→ **What you will do**: Beginning with the line where "Reverse-engineer this chart into JSON." appears, retype every remaining line of the data below, both the first and last included.

begin

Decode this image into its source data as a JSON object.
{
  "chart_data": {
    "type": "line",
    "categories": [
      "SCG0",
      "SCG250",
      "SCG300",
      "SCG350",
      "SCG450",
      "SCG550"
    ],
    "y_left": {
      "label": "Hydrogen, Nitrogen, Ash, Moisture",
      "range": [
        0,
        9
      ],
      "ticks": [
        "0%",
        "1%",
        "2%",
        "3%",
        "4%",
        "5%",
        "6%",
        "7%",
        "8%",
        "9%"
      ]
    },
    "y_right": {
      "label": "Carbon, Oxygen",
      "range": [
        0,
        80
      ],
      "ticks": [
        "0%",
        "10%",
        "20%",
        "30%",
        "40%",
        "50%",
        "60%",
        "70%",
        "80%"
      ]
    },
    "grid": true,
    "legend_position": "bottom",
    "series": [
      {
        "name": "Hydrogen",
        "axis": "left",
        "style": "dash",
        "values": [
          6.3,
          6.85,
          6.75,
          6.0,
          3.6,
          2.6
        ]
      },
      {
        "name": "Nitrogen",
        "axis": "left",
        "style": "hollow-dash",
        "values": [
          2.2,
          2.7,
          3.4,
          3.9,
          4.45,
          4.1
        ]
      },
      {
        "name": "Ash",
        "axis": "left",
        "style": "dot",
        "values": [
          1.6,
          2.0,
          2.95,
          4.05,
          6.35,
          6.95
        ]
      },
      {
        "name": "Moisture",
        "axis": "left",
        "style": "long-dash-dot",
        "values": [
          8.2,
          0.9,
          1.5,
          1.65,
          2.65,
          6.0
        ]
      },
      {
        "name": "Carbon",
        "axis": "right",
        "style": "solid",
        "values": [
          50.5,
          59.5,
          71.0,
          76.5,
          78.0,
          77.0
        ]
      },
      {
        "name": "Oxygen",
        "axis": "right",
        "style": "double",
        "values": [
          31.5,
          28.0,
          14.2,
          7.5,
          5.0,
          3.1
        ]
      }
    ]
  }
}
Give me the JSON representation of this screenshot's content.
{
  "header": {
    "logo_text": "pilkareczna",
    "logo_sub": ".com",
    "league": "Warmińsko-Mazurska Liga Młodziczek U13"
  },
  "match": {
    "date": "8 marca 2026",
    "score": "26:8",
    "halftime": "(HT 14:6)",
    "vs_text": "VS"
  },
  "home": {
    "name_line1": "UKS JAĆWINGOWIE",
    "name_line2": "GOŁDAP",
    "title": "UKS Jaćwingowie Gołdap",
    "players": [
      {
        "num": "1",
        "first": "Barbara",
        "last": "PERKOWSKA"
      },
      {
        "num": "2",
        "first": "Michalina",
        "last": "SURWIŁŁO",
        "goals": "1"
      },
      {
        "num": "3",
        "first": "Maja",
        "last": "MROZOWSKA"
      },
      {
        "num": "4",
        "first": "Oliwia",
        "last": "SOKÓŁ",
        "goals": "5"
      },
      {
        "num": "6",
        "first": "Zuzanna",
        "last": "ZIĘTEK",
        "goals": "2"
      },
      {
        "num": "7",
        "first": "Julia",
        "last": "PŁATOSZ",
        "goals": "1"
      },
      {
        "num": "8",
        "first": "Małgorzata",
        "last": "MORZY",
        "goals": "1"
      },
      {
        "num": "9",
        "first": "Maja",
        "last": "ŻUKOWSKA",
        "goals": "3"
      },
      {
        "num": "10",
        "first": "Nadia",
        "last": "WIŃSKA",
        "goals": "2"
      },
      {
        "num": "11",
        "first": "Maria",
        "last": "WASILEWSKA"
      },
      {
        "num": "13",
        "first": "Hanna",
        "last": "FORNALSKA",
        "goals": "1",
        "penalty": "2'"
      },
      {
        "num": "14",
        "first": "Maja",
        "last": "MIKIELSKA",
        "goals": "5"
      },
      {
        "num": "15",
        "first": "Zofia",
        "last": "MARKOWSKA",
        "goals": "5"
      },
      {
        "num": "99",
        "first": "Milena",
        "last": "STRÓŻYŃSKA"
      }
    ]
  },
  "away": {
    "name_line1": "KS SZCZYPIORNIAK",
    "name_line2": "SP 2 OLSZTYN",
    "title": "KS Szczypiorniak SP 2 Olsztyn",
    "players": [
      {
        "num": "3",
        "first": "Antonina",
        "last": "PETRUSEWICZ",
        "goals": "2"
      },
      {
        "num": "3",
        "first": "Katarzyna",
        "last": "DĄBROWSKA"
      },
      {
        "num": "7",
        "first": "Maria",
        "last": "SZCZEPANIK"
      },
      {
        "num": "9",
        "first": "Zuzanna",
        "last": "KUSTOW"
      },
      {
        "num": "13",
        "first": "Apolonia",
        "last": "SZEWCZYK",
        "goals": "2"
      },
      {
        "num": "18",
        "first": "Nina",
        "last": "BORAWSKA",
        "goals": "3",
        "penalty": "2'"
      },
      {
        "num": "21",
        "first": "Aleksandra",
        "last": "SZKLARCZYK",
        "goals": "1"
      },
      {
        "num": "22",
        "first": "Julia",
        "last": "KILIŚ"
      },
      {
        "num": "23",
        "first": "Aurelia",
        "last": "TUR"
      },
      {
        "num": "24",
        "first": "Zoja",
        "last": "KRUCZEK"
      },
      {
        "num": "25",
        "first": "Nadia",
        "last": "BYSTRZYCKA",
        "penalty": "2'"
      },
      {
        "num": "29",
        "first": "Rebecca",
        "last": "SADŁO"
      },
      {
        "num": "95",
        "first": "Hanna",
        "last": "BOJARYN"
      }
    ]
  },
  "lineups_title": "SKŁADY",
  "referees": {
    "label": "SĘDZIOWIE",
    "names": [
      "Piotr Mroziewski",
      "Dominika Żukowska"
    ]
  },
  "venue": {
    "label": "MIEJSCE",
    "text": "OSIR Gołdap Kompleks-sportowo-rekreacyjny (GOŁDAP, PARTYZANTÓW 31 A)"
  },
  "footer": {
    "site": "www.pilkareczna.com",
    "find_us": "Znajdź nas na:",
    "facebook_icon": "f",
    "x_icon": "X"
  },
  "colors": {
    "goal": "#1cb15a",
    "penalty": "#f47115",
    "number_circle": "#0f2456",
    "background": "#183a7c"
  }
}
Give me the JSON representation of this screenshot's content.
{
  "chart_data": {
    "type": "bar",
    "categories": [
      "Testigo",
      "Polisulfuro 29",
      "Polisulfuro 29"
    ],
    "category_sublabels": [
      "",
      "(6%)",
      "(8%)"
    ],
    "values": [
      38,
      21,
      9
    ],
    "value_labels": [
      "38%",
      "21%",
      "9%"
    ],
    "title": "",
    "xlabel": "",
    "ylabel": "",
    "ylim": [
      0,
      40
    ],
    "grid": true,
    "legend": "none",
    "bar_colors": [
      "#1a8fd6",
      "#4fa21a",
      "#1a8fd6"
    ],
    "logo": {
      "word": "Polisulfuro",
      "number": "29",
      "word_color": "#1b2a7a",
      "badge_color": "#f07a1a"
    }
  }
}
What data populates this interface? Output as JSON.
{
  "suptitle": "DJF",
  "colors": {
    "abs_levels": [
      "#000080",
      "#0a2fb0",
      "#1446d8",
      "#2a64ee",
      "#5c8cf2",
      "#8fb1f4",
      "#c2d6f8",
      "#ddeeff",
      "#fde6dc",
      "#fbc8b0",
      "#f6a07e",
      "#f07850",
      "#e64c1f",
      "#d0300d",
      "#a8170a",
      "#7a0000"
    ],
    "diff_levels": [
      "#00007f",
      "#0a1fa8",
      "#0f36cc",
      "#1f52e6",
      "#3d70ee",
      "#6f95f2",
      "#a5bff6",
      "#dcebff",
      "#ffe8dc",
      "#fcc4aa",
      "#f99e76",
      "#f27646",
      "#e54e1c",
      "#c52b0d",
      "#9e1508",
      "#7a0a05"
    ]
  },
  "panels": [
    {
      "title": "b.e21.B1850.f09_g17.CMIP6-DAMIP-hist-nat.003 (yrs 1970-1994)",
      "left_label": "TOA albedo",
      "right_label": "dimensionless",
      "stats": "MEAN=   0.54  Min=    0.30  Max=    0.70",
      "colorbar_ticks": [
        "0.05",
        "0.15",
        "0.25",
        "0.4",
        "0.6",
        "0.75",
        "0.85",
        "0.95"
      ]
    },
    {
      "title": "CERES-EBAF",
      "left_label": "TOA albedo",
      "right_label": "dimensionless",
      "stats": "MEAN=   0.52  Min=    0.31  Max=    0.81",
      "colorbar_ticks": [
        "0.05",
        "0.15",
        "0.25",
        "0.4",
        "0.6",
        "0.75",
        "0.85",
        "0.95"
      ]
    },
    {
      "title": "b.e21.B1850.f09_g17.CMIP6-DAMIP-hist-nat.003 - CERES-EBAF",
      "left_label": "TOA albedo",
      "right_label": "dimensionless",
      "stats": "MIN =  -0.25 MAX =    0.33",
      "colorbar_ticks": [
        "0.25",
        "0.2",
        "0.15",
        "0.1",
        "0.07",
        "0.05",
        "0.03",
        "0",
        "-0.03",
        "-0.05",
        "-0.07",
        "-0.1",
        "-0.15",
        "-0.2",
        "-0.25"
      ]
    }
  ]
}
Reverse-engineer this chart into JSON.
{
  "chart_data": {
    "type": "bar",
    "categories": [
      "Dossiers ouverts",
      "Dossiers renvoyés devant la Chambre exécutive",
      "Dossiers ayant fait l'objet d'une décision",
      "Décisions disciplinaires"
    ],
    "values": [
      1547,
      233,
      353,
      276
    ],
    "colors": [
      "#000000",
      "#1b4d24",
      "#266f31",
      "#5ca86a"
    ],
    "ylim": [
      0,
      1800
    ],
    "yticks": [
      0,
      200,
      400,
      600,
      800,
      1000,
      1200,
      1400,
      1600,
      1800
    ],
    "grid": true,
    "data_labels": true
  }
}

end

→ **Result below**:
Reverse-engineer this chart into JSON.
{
  "chart_data": {
    "type": "bar",
    "categories": [
      "Dossiers ouverts",
      "Dossiers renvoyés devant la Chambre exécutive",
      "Dossiers ayant fait l'objet d'une décision",
      "Décisions disciplinaires"
    ],
    "values": [
      1547,
      233,
      353,
      276
    ],
    "colors": [
      "#000000",
      "#1b4d24",
      "#266f31",
      "#5ca86a"
    ],
    "ylim": [
      0,
      1800
    ],
    "yticks": [
      0,
      200,
      400,
      600,
      800,
      1000,
      1200,
      1400,
      1600,
      1800
    ],
    "grid": true,
    "data_labels": true
  }
}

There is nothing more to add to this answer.